The sprawling, thousand-mile-long Mille Miglia is a bucket list event for gearheads. Based on the infamous Italian road race immortalized by Stirling Moss and Denis Jenkinson’s unbeatable record run in 1955, the current regularity rally brings out hardcore motorists who thrive on long, grueling days of full-tilt driving in rigidly period-correct steeds.
In contrast, the Modena Cento Ore (or Modena 100 Hours) was conceived as a kinder, gentler counterpoint to the iconic rally.
It started life relatively recently, and unlike the Mille Miglia’s strict limits on acceptable vehicles — pre-1957 models or those that ran in the original event — the Modena Cento Ore opens the field to more modern cars. The Competition class features flat-out action on closed courses, and allows vehicles as modern as 1981, while the Regularity class, which rewards consistently timed runs, is generally open to vehicles up to circa 1977, but in some cases all the way to 1985.
++++
Objective 1
Present the listing below as a Markdown table with the columns Row and Entry, numbering each line. Start at its first line and stop after the line that contains "x-tick-label: 2030: [620, 536, 662, 556]", leaving out any blank lines.

Given data
++++
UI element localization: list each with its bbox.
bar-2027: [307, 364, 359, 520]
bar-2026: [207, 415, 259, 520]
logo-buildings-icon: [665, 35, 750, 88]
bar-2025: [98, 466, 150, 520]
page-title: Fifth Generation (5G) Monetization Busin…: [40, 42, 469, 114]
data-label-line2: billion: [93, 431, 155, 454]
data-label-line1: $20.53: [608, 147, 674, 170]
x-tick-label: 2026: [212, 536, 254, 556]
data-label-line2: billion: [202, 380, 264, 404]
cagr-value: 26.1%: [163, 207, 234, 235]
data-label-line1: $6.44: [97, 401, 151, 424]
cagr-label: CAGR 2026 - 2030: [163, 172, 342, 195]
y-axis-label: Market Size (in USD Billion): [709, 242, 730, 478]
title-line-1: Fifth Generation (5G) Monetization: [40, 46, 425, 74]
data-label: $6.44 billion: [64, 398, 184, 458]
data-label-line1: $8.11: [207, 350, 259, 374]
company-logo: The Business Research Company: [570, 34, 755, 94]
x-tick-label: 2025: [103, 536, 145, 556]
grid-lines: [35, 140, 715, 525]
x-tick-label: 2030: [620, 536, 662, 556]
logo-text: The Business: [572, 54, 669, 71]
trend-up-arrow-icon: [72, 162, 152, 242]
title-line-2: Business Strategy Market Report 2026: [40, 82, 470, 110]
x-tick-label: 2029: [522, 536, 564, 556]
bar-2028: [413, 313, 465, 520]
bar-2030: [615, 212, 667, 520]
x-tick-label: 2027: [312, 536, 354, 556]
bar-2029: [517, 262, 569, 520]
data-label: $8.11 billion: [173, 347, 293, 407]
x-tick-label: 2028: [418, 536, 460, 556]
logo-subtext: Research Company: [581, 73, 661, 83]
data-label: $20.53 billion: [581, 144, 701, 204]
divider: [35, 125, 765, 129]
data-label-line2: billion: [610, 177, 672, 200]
++++
Objective 2
Write out the rally passage above word for word, beginning at the words "In contrast, the" and stopping after the words "way to 1985.".

Result 1
| Row | Entry |
|---|---|
| 1 | UI element localization: list each with its bbox. |
| 2 | bar-2027: [307, 364, 359, 520] |
| 3 | bar-2026: [207, 415, 259, 520] |
| 4 | logo-buildings-icon: [665, 35, 750, 88] |
| 5 | bar-2025: [98, 466, 150, 520] |
| 6 | page-title: Fifth Generation (5G) Monetization Busin…: [40, 42, 469, 114] |
| 7 | data-label-line2: billion: [93, 431, 155, 454] |
| 8 | data-label-line1: $20.53: [608, 147, 674, 170] |
| 9 | x-tick-label: 2026: [212, 536, 254, 556] |
| 10 | data-label-line2: billion: [202, 380, 264, 404] |
| 11 | cagr-value: 26.1%: [163, 207, 234, 235] |
| 12 | data-label-line1: $6.44: [97, 401, 151, 424] |
| 13 | cagr-label: CAGR 2026 - 2030: [163, 172, 342, 195] |
| 14 | y-axis-label: Market Size (in USD Billion): [709, 242, 730, 478] |
| 15 | title-line-1: Fifth Generation (5G) Monetization: [40, 46, 425, 74] |
| 16 | data-label: $6.44 billion: [64, 398, 184, 458] |
| 17 | data-label-line1: $8.11: [207, 350, 259, 374] |
| 18 | company-logo: The Business Research Company: [570, 34, 755, 94] |
| 19 | x-tick-label: 2025: [103, 536, 145, 556] |
| 20 | grid-lines: [35, 140, 715, 525] |
| 21 | x-tick-label: 2030: [620, 536, 662, 556] |

Result 2
In contrast, the Modena Cento Ore (or Modena 100 Hours) was conceived as a kinder, gentler counterpoint to the iconic rally.
It started life relatively recently, and unlike the Mille Miglia’s strict limits on acceptable vehicles — pre-1957 models or those that ran in the original event — the Modena Cento Ore opens the field to more modern cars. The Competition class features flat-out action on closed courses, and allows vehicles as modern as 1981, while the Regularity class, which rewards consistently timed runs, is generally open to vehicles up to circa 1977, but in some cases all the way to 1985.